_Information supplied_
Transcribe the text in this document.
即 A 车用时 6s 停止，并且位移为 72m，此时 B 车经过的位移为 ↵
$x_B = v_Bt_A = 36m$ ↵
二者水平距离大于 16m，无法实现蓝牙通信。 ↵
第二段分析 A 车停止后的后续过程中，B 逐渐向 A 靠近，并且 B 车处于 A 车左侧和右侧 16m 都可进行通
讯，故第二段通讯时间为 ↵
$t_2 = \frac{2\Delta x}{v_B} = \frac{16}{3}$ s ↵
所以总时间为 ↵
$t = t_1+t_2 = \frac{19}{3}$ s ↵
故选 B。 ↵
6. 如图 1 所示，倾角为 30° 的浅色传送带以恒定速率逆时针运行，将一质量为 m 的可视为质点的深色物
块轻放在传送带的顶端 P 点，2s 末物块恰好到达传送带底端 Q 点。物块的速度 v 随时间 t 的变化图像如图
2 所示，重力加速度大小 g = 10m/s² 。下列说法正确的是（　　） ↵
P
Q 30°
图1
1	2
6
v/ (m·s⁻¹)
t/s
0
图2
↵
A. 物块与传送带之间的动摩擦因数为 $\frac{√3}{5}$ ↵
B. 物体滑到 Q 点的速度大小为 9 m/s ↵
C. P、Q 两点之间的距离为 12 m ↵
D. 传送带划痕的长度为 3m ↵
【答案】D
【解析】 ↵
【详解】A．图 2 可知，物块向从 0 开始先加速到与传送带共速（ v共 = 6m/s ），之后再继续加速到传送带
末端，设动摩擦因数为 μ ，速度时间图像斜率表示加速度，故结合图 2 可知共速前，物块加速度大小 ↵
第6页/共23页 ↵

_Problem requirements_
Output every line above without altering anything.

_Result_
Transcribe the text in this document.
即 A 车用时 6s 停止，并且位移为 72m，此时 B 车经过的位移为 ↵
$x_B = v_Bt_A = 36m$ ↵
二者水平距离大于 16m，无法实现蓝牙通信。 ↵
第二段分析 A 车停止后的后续过程中，B 逐渐向 A 靠近，并且 B 车处于 A 车左侧和右侧 16m 都可进行通
讯，故第二段通讯时间为 ↵
$t_2 = \frac{2\Delta x}{v_B} = \frac{16}{3}$ s ↵
所以总时间为 ↵
$t = t_1+t_2 = \frac{19}{3}$ s ↵
故选 B。 ↵
6. 如图 1 所示，倾角为 30° 的浅色传送带以恒定速率逆时针运行，将一质量为 m 的可视为质点的深色物
块轻放在传送带的顶端 P 点，2s 末物块恰好到达传送带底端 Q 点。物块的速度 v 随时间 t 的变化图像如图
2 所示，重力加速度大小 g = 10m/s² 。下列说法正确的是（　　） ↵
P
Q 30°
图1
1	2
6
v/ (m·s⁻¹)
t/s
0
图2
↵
A. 物块与传送带之间的动摩擦因数为 $\frac{√3}{5}$ ↵
B. 物体滑到 Q 点的速度大小为 9 m/s ↵
C. P、Q 两点之间的距离为 12 m ↵
D. 传送带划痕的长度为 3m ↵
【答案】D
【解析】 ↵
【详解】A．图 2 可知，物块向从 0 开始先加速到与传送带共速（ v共 = 6m/s ），之后再继续加速到传送带
末端，设动摩擦因数为 μ ，速度时间图像斜率表示加速度，故结合图 2 可知共速前，物块加速度大小 ↵
第6页/共23页 ↵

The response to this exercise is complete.